* [Problem to solve]: Retype the material word for word.

[Entries with figure data]
:::

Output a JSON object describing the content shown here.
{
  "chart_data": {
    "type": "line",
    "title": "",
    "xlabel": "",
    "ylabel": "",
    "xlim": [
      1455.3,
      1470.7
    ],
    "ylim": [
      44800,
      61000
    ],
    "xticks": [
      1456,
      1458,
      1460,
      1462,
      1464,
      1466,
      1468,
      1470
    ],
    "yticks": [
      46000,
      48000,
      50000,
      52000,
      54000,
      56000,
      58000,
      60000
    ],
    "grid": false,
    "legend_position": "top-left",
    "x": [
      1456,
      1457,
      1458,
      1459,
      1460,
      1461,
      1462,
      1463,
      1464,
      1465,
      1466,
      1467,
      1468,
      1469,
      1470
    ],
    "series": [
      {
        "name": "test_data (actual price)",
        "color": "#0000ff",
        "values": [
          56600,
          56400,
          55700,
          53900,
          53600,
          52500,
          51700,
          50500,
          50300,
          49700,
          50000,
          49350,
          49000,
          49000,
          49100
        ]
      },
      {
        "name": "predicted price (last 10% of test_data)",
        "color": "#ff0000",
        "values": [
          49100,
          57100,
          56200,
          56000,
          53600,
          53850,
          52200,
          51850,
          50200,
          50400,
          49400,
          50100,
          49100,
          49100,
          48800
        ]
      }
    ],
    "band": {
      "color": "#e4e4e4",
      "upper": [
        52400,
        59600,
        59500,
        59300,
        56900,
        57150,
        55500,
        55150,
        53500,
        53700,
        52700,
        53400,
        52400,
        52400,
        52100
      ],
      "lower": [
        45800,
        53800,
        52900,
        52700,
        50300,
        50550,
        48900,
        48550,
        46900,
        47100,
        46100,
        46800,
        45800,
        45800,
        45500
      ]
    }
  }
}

:::

* [Result of the exercise]:
Output a JSON object describing the content shown here.
{
  "chart_data": {
    "type": "line",
    "title": "",
    "xlabel": "",
    "ylabel": "",
    "xlim": [
      1455.3,
      1470.7
    ],
    "ylim": [
      44800,
      61000
    ],
    "xticks": [
      1456,
      1458,
      1460,
      1462,
      1464,
      1466,
      1468,
      1470
    ],
    "yticks": [
      46000,
      48000,
      50000,
      52000,
      54000,
      56000,
      58000,
      60000
    ],
    "grid": false,
    "legend_position": "top-left",
    "x": [
      1456,
      1457,
      1458,
      1459,
      1460,
      1461,
      1462,
      1463,
      1464,
      1465,
      1466,
      1467,
      1468,
      1469,
      1470
    ],
    "series": [
      {
        "name": "test_data (actual price)",
        "color": "#0000ff",
        "values": [
          56600,
          56400,
          55700,
          53900,
          53600,
          52500,
          51700,
          50500,
          50300,
          49700,
          50000,
          49350,
          49000,
          49000,
          49100
        ]
      },
      {
        "name": "predicted price (last 10% of test_data)",
        "color": "#ff0000",
        "values": [
          49100,
          57100,
          56200,
          56000,
          53600,
          53850,
          52200,
          51850,
          50200,
          50400,
          49400,
          50100,
          49100,
          49100,
          48800
        ]
      }
    ],
    "band": {
      "color": "#e4e4e4",
      "upper": [
        52400,
        59600,
        59500,
        59300,
        56900,
        57150,
        55500,
        55150,
        53500,
        53700,
        52700,
        53400,
        52400,
        52400,
        52100
      ],
      "lower": [
        45800,
        53800,
        52900,
        52700,
        50300,
        50550,
        48900,
        48550,
        46900,
        47100,
        46100,
        46800,
        45800,
        45800,
        45500
      ]
    }
  }
}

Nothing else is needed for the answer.